*Your task:*
All of the records below must be output exactly, with no pictures carried over.

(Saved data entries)

---+---

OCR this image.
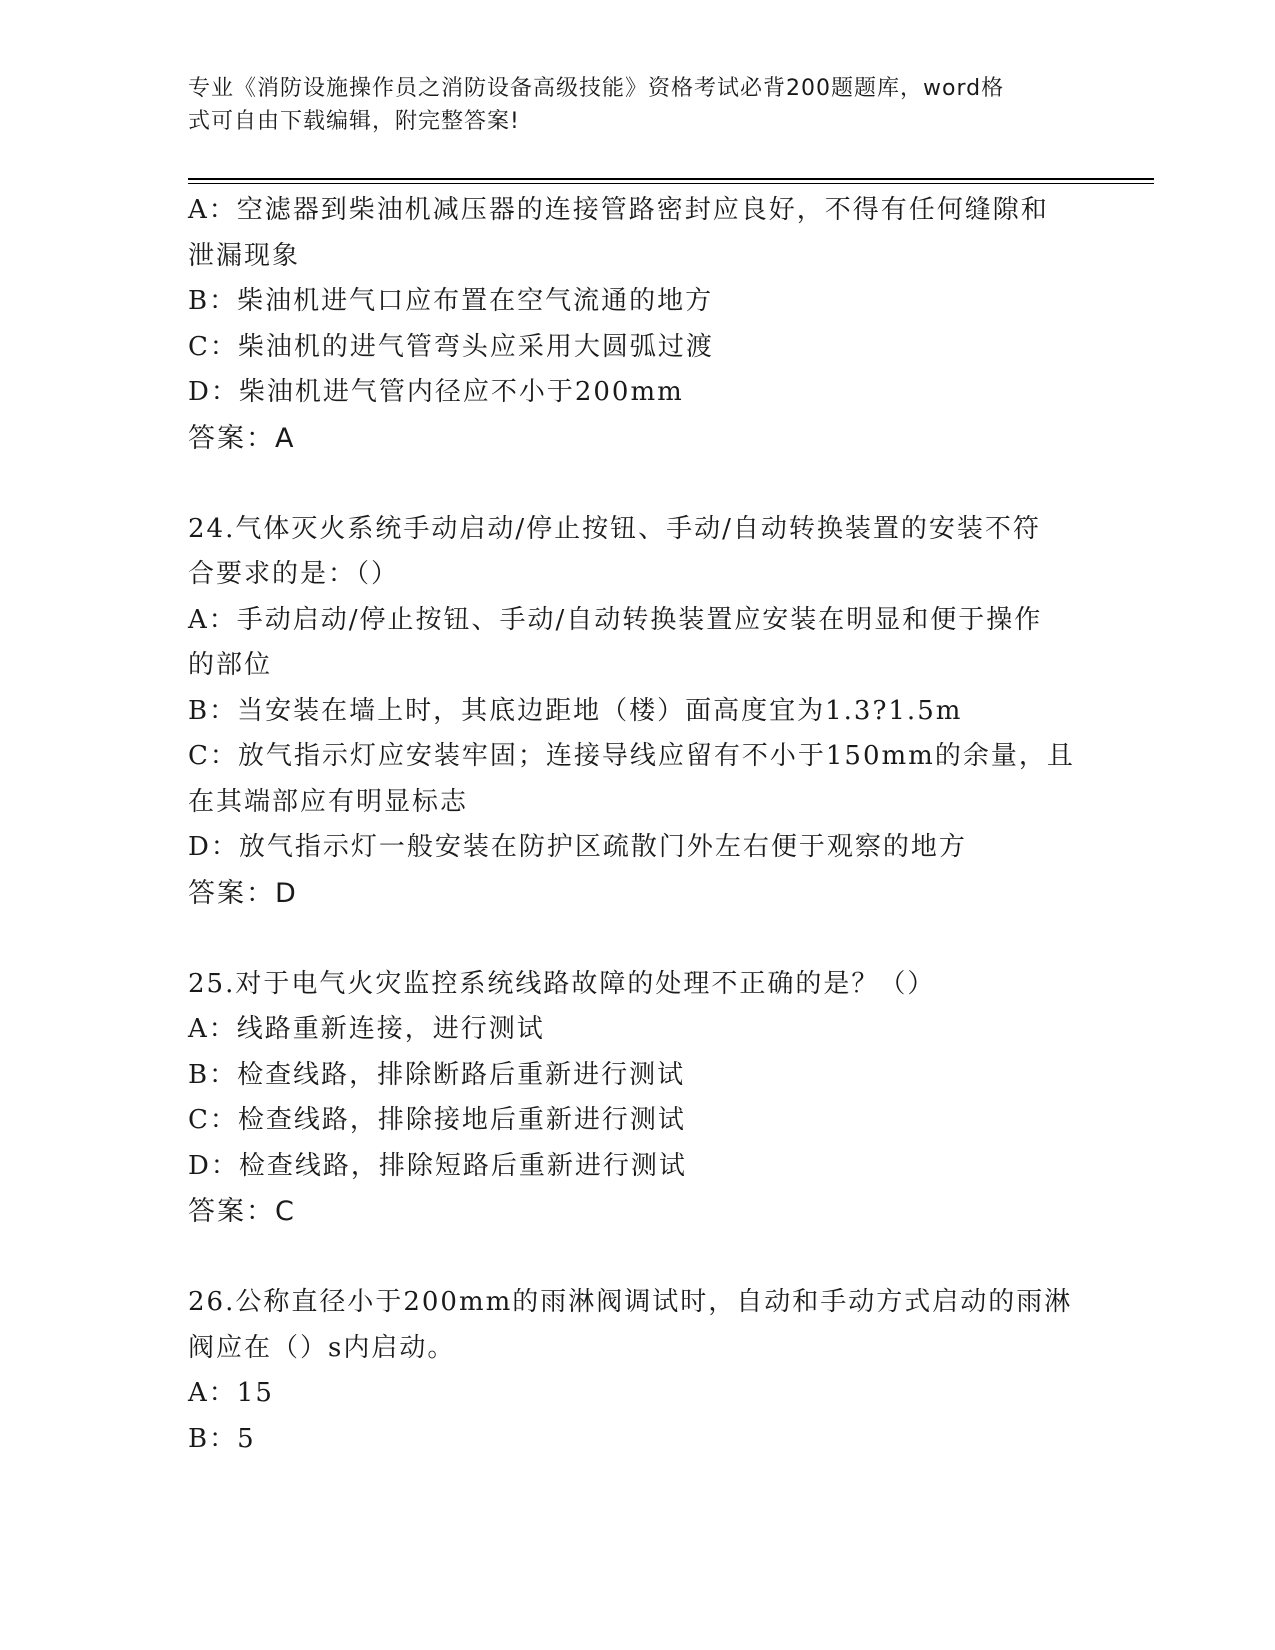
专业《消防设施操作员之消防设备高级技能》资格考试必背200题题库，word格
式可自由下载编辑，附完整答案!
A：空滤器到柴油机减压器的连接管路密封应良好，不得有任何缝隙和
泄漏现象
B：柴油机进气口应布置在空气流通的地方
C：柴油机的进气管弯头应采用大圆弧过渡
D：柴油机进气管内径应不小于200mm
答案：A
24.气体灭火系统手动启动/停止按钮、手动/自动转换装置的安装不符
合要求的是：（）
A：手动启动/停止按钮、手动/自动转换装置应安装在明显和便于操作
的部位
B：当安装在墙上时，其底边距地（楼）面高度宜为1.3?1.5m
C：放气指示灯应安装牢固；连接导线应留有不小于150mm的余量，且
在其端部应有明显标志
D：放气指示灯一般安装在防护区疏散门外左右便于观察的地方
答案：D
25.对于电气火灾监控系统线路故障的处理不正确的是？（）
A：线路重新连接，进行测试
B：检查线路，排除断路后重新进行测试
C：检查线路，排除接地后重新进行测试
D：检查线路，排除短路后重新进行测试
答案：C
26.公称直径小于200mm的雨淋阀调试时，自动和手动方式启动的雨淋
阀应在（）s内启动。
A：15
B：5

---+---

*The response:*
OCR this image.
专业《消防设施操作员之消防设备高级技能》资格考试必背200题题库，word格
式可自由下载编辑，附完整答案!
A：空滤器到柴油机减压器的连接管路密封应良好，不得有任何缝隙和
泄漏现象
B：柴油机进气口应布置在空气流通的地方
C：柴油机的进气管弯头应采用大圆弧过渡
D：柴油机进气管内径应不小于200mm
答案：A
24.气体灭火系统手动启动/停止按钮、手动/自动转换装置的安装不符
合要求的是：（）
A：手动启动/停止按钮、手动/自动转换装置应安装在明显和便于操作
的部位
B：当安装在墙上时，其底边距地（楼）面高度宜为1.3?1.5m
C：放气指示灯应安装牢固；连接导线应留有不小于150mm的余量，且
在其端部应有明显标志
D：放气指示灯一般安装在防护区疏散门外左右便于观察的地方
答案：D
25.对于电气火灾监控系统线路故障的处理不正确的是？（）
A：线路重新连接，进行测试
B：检查线路，排除断路后重新进行测试
C：检查线路，排除接地后重新进行测试
D：检查线路，排除短路后重新进行测试
答案：C
26.公称直径小于200mm的雨淋阀调试时，自动和手动方式启动的雨淋
阀应在（）s内启动。
A：15
B：5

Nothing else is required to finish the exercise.